Data records
####################
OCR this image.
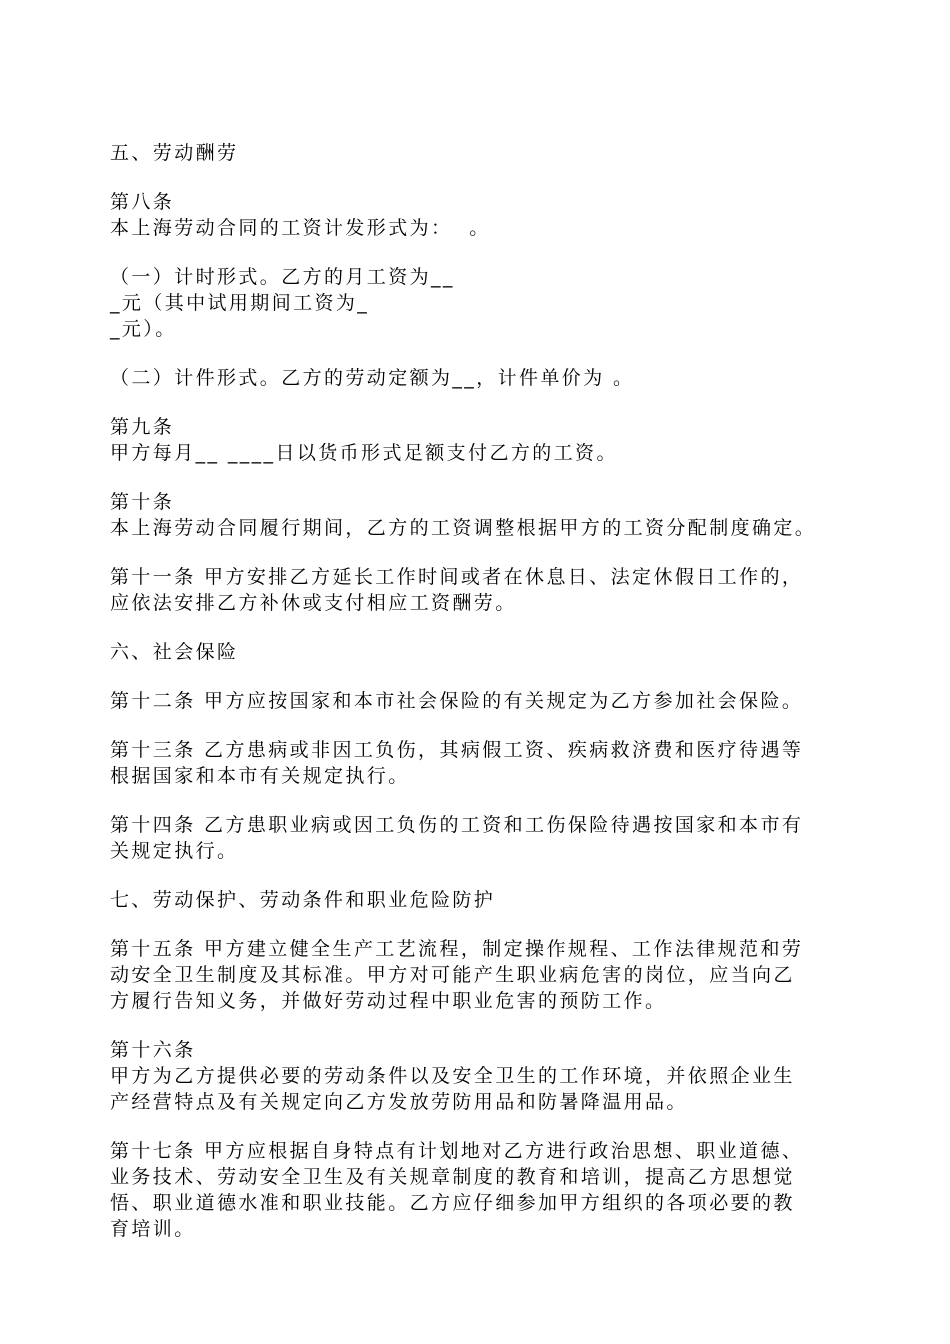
五、劳动酬劳

第八条
本上海劳动合同的工资计发形式为：  。

（一）计时形式。乙方的月工资为__
_元（其中试用期间工资为_
_元）。

（二）计件形式。乙方的劳动定额为__，计件单价为 。

第九条
甲方每月__ ____日以货币形式足额支付乙方的工资。

第十条
本上海劳动合同履行期间，乙方的工资调整根据甲方的工资分配制度确定。

第十一条 甲方安排乙方延长工作时间或者在休息日、法定休假日工作的，
应依法安排乙方补休或支付相应工资酬劳。

六、社会保险

第十二条 甲方应按国家和本市社会保险的有关规定为乙方参加社会保险。

第十三条 乙方患病或非因工负伤，其病假工资、疾病救济费和医疗待遇等
根据国家和本市有关规定执行。

第十四条 乙方患职业病或因工负伤的工资和工伤保险待遇按国家和本市有
关规定执行。

七、劳动保护、劳动条件和职业危险防护

第十五条 甲方建立健全生产工艺流程，制定操作规程、工作法律规范和劳
动安全卫生制度及其标准。甲方对可能产生职业病危害的岗位，应当向乙
方履行告知义务，并做好劳动过程中职业危害的预防工作。

第十六条
甲方为乙方提供必要的劳动条件以及安全卫生的工作环境，并依照企业生
产经营特点及有关规定向乙方发放劳防用品和防暑降温用品。

第十七条 甲方应根据自身特点有计划地对乙方进行政治思想、职业道德、
业务技术、劳动安全卫生及有关规章制度的教育和培训，提高乙方思想觉
悟、职业道德水准和职业技能。乙方应仔细参加甲方组织的各项必要的教
育培训。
####################
Exercise aim
Using the records above, retype everything exactly except the pictures.

Final result
OCR this image.
五、劳动酬劳

第八条
本上海劳动合同的工资计发形式为：  。

（一）计时形式。乙方的月工资为__
_元（其中试用期间工资为_
_元）。

（二）计件形式。乙方的劳动定额为__，计件单价为 。

第九条
甲方每月__ ____日以货币形式足额支付乙方的工资。

第十条
本上海劳动合同履行期间，乙方的工资调整根据甲方的工资分配制度确定。

第十一条 甲方安排乙方延长工作时间或者在休息日、法定休假日工作的，
应依法安排乙方补休或支付相应工资酬劳。

六、社会保险

第十二条 甲方应按国家和本市社会保险的有关规定为乙方参加社会保险。

第十三条 乙方患病或非因工负伤，其病假工资、疾病救济费和医疗待遇等
根据国家和本市有关规定执行。

第十四条 乙方患职业病或因工负伤的工资和工伤保险待遇按国家和本市有
关规定执行。

七、劳动保护、劳动条件和职业危险防护

第十五条 甲方建立健全生产工艺流程，制定操作规程、工作法律规范和劳
动安全卫生制度及其标准。甲方对可能产生职业病危害的岗位，应当向乙
方履行告知义务，并做好劳动过程中职业危害的预防工作。

第十六条
甲方为乙方提供必要的劳动条件以及安全卫生的工作环境，并依照企业生
产经营特点及有关规定向乙方发放劳防用品和防暑降温用品。

第十七条 甲方应根据自身特点有计划地对乙方进行政治思想、职业道德、
业务技术、劳动安全卫生及有关规章制度的教育和培训，提高乙方思想觉
悟、职业道德水准和职业技能。乙方应仔细参加甲方组织的各项必要的教
育培训。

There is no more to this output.